Data entries:
## Start
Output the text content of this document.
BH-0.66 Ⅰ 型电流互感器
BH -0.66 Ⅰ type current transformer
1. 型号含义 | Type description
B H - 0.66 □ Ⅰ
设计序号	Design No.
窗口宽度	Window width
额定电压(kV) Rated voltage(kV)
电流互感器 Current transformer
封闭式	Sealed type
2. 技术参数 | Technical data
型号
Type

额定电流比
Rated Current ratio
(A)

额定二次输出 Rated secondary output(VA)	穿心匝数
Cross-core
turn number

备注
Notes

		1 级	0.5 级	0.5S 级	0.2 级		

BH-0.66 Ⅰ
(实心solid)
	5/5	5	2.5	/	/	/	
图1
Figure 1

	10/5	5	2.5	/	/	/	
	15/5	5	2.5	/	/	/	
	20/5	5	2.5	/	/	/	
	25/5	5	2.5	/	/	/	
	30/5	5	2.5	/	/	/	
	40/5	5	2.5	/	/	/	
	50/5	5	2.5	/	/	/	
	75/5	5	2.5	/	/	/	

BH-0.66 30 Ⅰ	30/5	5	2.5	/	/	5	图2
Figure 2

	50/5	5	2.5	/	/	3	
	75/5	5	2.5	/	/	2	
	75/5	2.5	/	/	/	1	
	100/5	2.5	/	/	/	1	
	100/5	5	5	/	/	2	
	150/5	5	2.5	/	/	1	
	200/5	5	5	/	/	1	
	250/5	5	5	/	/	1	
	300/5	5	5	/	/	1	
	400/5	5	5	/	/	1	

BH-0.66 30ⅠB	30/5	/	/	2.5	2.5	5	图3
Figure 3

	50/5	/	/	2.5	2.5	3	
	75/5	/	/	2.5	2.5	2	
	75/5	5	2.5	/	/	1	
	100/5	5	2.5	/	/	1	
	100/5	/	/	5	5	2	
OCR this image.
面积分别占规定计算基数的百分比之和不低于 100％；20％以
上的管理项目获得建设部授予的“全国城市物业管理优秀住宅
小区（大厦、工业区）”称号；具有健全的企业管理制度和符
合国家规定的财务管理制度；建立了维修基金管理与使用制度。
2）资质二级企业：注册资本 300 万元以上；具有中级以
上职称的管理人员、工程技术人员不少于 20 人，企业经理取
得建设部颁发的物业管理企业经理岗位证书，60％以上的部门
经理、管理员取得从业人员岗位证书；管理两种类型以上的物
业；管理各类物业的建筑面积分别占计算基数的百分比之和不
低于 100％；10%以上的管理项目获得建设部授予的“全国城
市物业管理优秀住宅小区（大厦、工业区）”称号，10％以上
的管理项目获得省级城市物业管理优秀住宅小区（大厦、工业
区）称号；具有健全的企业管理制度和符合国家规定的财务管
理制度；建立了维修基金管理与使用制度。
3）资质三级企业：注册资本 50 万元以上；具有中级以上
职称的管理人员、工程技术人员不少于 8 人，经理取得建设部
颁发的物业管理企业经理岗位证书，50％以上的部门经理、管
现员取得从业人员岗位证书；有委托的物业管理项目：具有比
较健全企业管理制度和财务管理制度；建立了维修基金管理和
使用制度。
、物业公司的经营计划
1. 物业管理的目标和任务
## End
WORK INSTRUCTIONS: Report how many lines in the listing above include the word "transformer". Give nothing but the number.

RESULT OF THE TASK: 2